● YOUR TASK
Count every line below that contains "JSON", then state the total with no other output.

● RECORDS FOR PROCESSING
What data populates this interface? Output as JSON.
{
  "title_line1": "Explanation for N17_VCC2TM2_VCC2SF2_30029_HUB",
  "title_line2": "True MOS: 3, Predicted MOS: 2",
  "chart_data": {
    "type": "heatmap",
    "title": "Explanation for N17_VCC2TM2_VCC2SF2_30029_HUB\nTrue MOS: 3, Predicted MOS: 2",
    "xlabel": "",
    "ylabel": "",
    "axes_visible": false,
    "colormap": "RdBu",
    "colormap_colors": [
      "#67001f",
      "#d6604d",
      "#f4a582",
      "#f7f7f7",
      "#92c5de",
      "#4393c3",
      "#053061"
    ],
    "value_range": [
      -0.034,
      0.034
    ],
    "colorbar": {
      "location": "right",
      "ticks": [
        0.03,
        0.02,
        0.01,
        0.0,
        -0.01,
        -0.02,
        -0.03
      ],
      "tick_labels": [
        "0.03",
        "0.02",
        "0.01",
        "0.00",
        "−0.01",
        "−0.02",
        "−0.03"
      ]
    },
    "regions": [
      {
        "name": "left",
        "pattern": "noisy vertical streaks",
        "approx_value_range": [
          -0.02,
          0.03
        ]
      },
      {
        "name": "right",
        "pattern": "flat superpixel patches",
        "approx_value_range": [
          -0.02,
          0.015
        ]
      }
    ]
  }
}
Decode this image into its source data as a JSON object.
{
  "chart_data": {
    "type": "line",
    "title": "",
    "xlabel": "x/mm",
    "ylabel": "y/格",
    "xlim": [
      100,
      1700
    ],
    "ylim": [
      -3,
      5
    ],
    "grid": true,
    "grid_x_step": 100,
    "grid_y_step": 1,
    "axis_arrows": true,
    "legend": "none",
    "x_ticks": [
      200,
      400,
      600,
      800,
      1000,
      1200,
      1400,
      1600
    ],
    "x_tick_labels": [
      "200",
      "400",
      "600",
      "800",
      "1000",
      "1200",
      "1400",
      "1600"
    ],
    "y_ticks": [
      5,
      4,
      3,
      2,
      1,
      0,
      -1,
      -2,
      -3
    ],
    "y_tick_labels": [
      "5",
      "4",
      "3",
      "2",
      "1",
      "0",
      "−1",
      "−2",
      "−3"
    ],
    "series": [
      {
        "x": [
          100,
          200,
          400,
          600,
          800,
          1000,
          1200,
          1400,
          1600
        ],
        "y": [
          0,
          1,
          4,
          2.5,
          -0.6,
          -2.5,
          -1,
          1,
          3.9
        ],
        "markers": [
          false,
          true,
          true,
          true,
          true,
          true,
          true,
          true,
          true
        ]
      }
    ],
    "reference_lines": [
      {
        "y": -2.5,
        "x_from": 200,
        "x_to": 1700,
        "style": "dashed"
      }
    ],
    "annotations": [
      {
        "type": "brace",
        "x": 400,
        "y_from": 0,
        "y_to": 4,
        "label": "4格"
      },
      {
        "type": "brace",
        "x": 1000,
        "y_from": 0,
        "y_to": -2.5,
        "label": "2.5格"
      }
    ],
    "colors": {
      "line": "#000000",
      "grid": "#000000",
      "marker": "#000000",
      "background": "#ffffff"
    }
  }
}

● SOLUTION FOR THIS PROBLEM
2